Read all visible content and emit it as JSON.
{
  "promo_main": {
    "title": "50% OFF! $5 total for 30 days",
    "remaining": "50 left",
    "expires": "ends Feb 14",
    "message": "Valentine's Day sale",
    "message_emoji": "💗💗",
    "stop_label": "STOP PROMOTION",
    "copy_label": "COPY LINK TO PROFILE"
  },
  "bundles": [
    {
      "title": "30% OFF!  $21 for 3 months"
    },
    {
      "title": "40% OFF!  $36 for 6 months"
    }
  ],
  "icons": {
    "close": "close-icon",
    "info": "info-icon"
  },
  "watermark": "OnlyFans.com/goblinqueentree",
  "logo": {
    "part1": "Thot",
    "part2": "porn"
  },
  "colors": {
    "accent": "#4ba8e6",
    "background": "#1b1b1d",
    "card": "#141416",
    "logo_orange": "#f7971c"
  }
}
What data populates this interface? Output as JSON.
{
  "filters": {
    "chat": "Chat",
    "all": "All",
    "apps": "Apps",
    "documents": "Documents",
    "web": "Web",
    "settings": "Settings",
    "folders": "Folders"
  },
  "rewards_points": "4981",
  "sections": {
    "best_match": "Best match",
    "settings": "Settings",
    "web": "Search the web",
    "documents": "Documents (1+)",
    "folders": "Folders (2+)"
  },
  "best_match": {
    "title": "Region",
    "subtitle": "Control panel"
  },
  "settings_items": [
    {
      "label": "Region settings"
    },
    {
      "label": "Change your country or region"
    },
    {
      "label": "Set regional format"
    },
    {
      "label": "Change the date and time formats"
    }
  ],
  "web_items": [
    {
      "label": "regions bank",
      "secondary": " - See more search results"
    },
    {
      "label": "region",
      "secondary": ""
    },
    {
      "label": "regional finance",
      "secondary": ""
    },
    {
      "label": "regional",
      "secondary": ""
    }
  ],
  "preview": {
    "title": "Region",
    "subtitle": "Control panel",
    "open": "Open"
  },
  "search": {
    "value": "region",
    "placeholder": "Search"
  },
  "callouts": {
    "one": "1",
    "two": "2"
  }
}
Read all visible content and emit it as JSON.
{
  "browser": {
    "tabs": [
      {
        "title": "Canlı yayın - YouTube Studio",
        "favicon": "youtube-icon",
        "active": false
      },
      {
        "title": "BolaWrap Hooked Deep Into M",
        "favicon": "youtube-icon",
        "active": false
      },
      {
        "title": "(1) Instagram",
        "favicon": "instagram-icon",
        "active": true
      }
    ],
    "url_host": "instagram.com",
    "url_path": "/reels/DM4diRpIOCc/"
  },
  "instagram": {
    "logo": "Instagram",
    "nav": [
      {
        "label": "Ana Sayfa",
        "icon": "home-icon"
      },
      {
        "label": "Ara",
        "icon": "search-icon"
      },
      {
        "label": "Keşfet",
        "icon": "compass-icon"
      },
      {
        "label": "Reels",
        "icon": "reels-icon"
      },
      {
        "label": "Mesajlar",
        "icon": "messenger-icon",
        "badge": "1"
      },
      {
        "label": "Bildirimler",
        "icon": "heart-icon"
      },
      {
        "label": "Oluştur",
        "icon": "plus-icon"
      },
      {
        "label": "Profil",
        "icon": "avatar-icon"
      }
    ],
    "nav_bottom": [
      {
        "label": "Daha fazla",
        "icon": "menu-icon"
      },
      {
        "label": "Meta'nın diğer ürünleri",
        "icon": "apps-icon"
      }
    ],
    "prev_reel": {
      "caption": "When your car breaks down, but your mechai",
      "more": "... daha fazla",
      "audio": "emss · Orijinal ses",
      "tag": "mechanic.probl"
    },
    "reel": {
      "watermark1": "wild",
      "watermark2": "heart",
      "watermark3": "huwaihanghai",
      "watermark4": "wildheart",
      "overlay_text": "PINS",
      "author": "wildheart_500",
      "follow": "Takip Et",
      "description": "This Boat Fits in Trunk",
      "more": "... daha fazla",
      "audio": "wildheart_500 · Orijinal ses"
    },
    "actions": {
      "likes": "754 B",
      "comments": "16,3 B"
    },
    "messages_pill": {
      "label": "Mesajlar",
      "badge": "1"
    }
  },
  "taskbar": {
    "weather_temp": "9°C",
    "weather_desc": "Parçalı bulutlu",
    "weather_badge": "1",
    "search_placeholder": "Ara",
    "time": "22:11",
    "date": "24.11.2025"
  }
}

============================================================

» Stated problem
Repeat every record, keeping each word and mark exactly as it is.

» Result of this task
Read all visible content and emit it as JSON.
{
  "promo_main": {
    "title": "50% OFF! $5 total for 30 days",
    "remaining": "50 left",
    "expires": "ends Feb 14",
    "message": "Valentine's Day sale",
    "message_emoji": "💗💗",
    "stop_label": "STOP PROMOTION",
    "copy_label": "COPY LINK TO PROFILE"
  },
  "bundles": [
    {
      "title": "30% OFF!  $21 for 3 months"
    },
    {
      "title": "40% OFF!  $36 for 6 months"
    }
  ],
  "icons": {
    "close": "close-icon",
    "info": "info-icon"
  },
  "watermark": "OnlyFans.com/goblinqueentree",
  "logo": {
    "part1": "Thot",
    "part2": "porn"
  },
  "colors": {
    "accent": "#4ba8e6",
    "background": "#1b1b1d",
    "card": "#141416",
    "logo_orange": "#f7971c"
  }
}
What data populates this interface? Output as JSON.
{
  "filters": {
    "chat": "Chat",
    "all": "All",
    "apps": "Apps",
    "documents": "Documents",
    "web": "Web",
    "settings": "Settings",
    "folders": "Folders"
  },
  "rewards_points": "4981",
  "sections": {
    "best_match": "Best match",
    "settings": "Settings",
    "web": "Search the web",
    "documents": "Documents (1+)",
    "folders": "Folders (2+)"
  },
  "best_match": {
    "title": "Region",
    "subtitle": "Control panel"
  },
  "settings_items": [
    {
      "label": "Region settings"
    },
    {
      "label": "Change your country or region"
    },
    {
      "label": "Set regional format"
    },
    {
      "label": "Change the date and time formats"
    }
  ],
  "web_items": [
    {
      "label": "regions bank",
      "secondary": " - See more search results"
    },
    {
      "label": "region",
      "secondary": ""
    },
    {
      "label": "regional finance",
      "secondary": ""
    },
    {
      "label": "regional",
      "secondary": ""
    }
  ],
  "preview": {
    "title": "Region",
    "subtitle": "Control panel",
    "open": "Open"
  },
  "search": {
    "value": "region",
    "placeholder": "Search"
  },
  "callouts": {
    "one": "1",
    "two": "2"
  }
}
Read all visible content and emit it as JSON.
{
  "browser": {
    "tabs": [
      {
        "title": "Canlı yayın - YouTube Studio",
        "favicon": "youtube-icon",
        "active": false
      },
      {
        "title": "BolaWrap Hooked Deep Into M",
        "favicon": "youtube-icon",
        "active": false
      },
      {
        "title": "(1) Instagram",
        "favicon": "instagram-icon",
        "active": true
      }
    ],
    "url_host": "instagram.com",
    "url_path": "/reels/DM4diRpIOCc/"
  },
  "instagram": {
    "logo": "Instagram",
    "nav": [
      {
        "label": "Ana Sayfa",
        "icon": "home-icon"
      },
      {
        "label": "Ara",
        "icon": "search-icon"
      },
      {
        "label": "Keşfet",
        "icon": "compass-icon"
      },
      {
        "label": "Reels",
        "icon": "reels-icon"
      },
      {
        "label": "Mesajlar",
        "icon": "messenger-icon",
        "badge": "1"
      },
      {
        "label": "Bildirimler",
        "icon": "heart-icon"
      },
      {
        "label": "Oluştur",
        "icon": "plus-icon"
      },
      {
        "label": "Profil",
        "icon": "avatar-icon"
      }
    ],
    "nav_bottom": [
      {
        "label": "Daha fazla",
        "icon": "menu-icon"
      },
      {
        "label": "Meta'nın diğer ürünleri",
        "icon": "apps-icon"
      }
    ],
    "prev_reel": {
      "caption": "When your car breaks down, but your mechai",
      "more": "... daha fazla",
      "audio": "emss · Orijinal ses",
      "tag": "mechanic.probl"
    },
    "reel": {
      "watermark1": "wild",
      "watermark2": "heart",
      "watermark3": "huwaihanghai",
      "watermark4": "wildheart",
      "overlay_text": "PINS",
      "author": "wildheart_500",
      "follow": "Takip Et",
      "description": "This Boat Fits in Trunk",
      "more": "... daha fazla",
      "audio": "wildheart_500 · Orijinal ses"
    },
    "actions": {
      "likes": "754 B",
      "comments": "16,3 B"
    },
    "messages_pill": {
      "label": "Mesajlar",
      "badge": "1"
    }
  },
  "taskbar": {
    "weather_temp": "9°C",
    "weather_desc": "Parçalı bulutlu",
    "weather_badge": "1",
    "search_placeholder": "Ara",
    "time": "22:11",
    "date": "24.11.2025"
  }
}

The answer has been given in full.